:: Collected data ::
╔══

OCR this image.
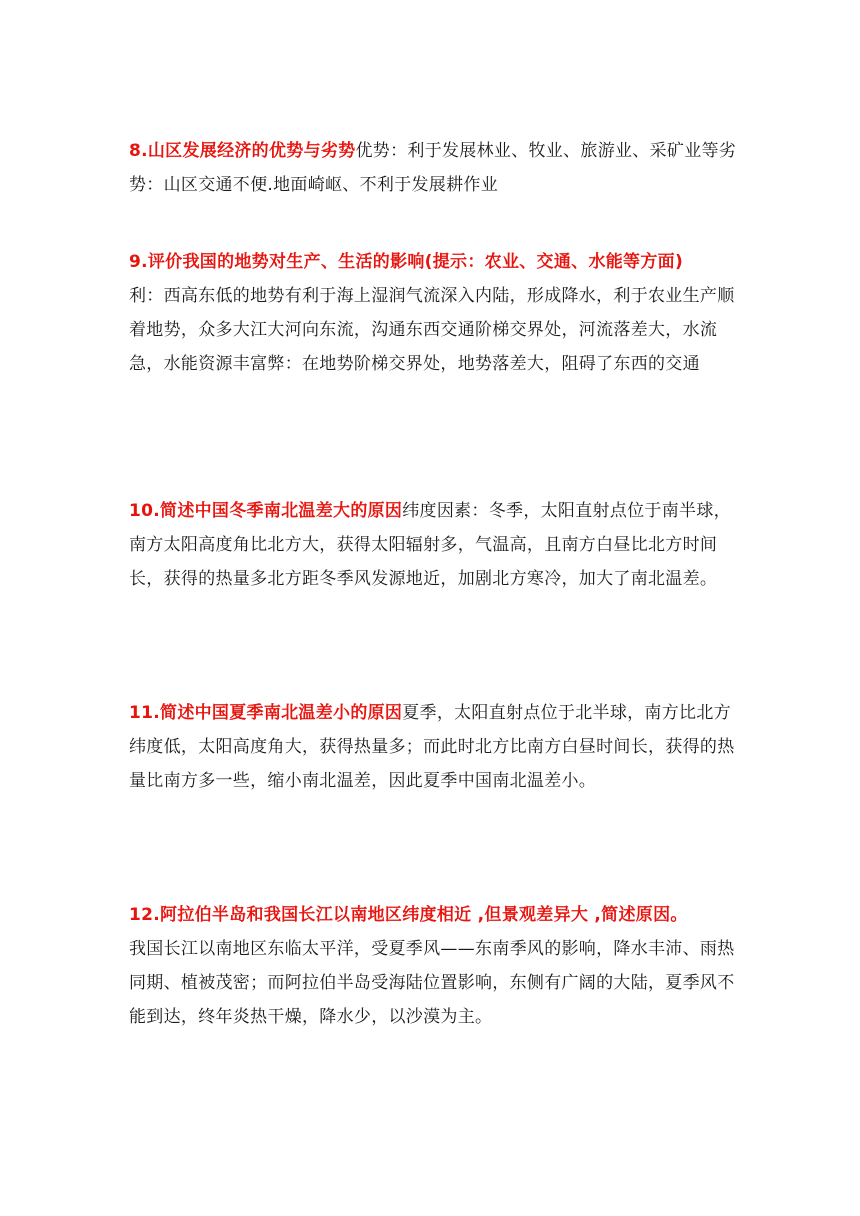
8.山区发展经济的优势与劣势优势：利于发展林业、牧业、旅游业、采矿业等劣势：山区交通不便.地面崎岖、不利于发展耕作业
9.评价我国的地势对生产、生活的影响(提示：农业、交通、水能等方面)
利：西高东低的地势有利于海上湿润气流深入内陆，形成降水，利于农业生产顺着地势，众多大江大河向东流，沟通东西交通阶梯交界处，河流落差大，水流急，水能资源丰富弊：在地势阶梯交界处，地势落差大，阻碍了东西的交通
10.简述中国冬季南北温差大的原因纬度因素：冬季，太阳直射点位于南半球，南方太阳高度角比北方大，获得太阳辐射多，气温高，且南方白昼比北方时间长，获得的热量多北方距冬季风发源地近，加剧北方寒冷，加大了南北温差。
11.简述中国夏季南北温差小的原因夏季，太阳直射点位于北半球，南方比北方纬度低，太阳高度角大，获得热量多；而此时北方比南方白昼时间长，获得的热量比南方多一些，缩小南北温差，因此夏季中国南北温差小。
12.阿拉伯半岛和我国长江以南地区纬度相近 ,但景观差异大 ,简述原因。
我国长江以南地区东临太平洋，受夏季风——东南季风的影响，降水丰沛、雨热同期、植被茂密；而阿拉伯半岛受海陆位置影响，东侧有广阔的大陆，夏季风不能到达，终年炎热干燥，降水少，以沙漠为主。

╚══

:: PROMPT ::
Pictures in the records above are left out; print everything else exactly as written.

:: OUTPUT FOR THIS EXERCISE ::
OCR this image.
8.山区发展经济的优势与劣势优势：利于发展林业、牧业、旅游业、采矿业等劣势：山区交通不便.地面崎岖、不利于发展耕作业
9.评价我国的地势对生产、生活的影响(提示：农业、交通、水能等方面)
利：西高东低的地势有利于海上湿润气流深入内陆，形成降水，利于农业生产顺着地势，众多大江大河向东流，沟通东西交通阶梯交界处，河流落差大，水流急，水能资源丰富弊：在地势阶梯交界处，地势落差大，阻碍了东西的交通
10.简述中国冬季南北温差大的原因纬度因素：冬季，太阳直射点位于南半球，南方太阳高度角比北方大，获得太阳辐射多，气温高，且南方白昼比北方时间长，获得的热量多北方距冬季风发源地近，加剧北方寒冷，加大了南北温差。
11.简述中国夏季南北温差小的原因夏季，太阳直射点位于北半球，南方比北方纬度低，太阳高度角大，获得热量多；而此时北方比南方白昼时间长，获得的热量比南方多一些，缩小南北温差，因此夏季中国南北温差小。
12.阿拉伯半岛和我国长江以南地区纬度相近 ,但景观差异大 ,简述原因。
我国长江以南地区东临太平洋，受夏季风——东南季风的影响，降水丰沛、雨热同期、植被茂密；而阿拉伯半岛受海陆位置影响，东侧有广阔的大陆，夏季风不能到达，终年炎热干燥，降水少，以沙漠为主。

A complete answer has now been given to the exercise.